§ Extracted text
::::
This question really wasn’t about the Ukrainian war in particular anyway it seemed to morph into that and it wasn’t suppose to.. It was about the world in general. The US isn’t actually “policing” in the Ukraine.. ummm since ya know, bombs dropping everywhere. You guys push my buttons and I better watch that. I may go nuclear. lol!

seawulf575's avatar

@janbb Not trying to pick an argument. Sorry if it seemed so.

Smashley's avatar

The war goes until Russia loses. They are out classed and out willed. Their only hope is a failing of western resolve. To Russia, Ukraine wis turning out to be another Afghanistan which was another Japan. Russia’s authoritarian leaders have more instability within their empire than they project outwardly, and their wars are more about internal issues than military or material necessity, but the sycophantic nature of most cults of personality and dictatorships means that the leaders are usually poorly informed about the military’s actual odds of winning.
::::
§ Data section
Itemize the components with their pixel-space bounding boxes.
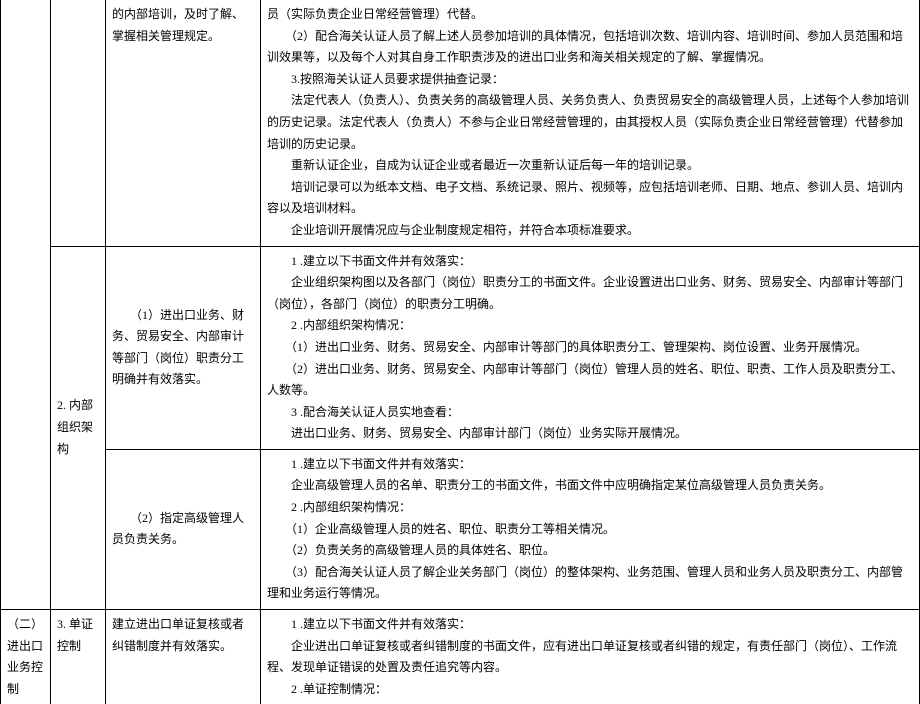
::::
§ Tasks
**1.** Repeat word for word the passage of the forum thread that opens with the words containing "The war goes" and closes with "odds of winning.".
**2.** Condense the paragraph of the forum thread that begins "The war goes until Russia loses" into a short bulleted list that keeps its main points.

§ Answers below
**1.**
The war goes until Russia loses. They are out classed and out willed. Their only hope is a failing of western resolve. To Russia, Ukraine wis turning out to be another Afghanistan which was another Japan. Russia’s authoritarian leaders have more instability within their empire than they project outwardly, and their wars are more about internal issues than military or material necessity, but the sycophantic nature of most cults of personality and dictatorships means that the leaders are usually poorly informed about the military’s actual odds of winning.

**2.**
- The war goes on until Russia loses.
- Russia is outclassed and outwilled, and its only hope is that Western resolve fails.
- For Russia, Ukraine is turning into another Afghanistan, which was another Japan.
- Russia's authoritarian leaders face more instability inside their empire than they show, and their wars serve internal issues more than military or material necessity.
- Because dictatorships and cults of personality tend to be sycophantic, the leaders are usually poorly informed about the military's actual odds of winning.